──────── Material provided
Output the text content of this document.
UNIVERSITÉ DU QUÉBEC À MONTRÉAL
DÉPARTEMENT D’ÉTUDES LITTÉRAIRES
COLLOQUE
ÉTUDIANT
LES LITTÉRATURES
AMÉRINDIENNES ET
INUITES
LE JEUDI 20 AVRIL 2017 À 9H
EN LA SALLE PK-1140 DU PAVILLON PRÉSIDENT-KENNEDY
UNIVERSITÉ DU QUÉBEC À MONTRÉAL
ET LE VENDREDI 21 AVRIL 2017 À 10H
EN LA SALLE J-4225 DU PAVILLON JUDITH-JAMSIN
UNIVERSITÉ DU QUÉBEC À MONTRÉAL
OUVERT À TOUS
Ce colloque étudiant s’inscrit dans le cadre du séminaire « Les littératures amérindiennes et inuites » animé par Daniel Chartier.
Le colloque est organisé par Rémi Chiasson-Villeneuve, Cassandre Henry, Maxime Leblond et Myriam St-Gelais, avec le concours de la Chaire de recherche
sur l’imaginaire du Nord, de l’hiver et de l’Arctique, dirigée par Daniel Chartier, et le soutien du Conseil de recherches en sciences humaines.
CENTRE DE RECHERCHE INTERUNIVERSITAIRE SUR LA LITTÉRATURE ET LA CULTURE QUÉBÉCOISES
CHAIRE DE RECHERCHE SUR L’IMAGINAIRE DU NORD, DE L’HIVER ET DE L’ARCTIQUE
────────────────
In the listing, find each line with the string "Chartier" and copy it.

Ce colloque étudiant s’inscrit dans le cadre du séminaire « Les littératures amérindiennes et inuites » animé par Daniel Chartier.
sur l’imaginaire du Nord, de l’hiver et de l’Arctique, dirigée par Daniel Chartier, et le soutien du Conseil de recherches en sciences humaines.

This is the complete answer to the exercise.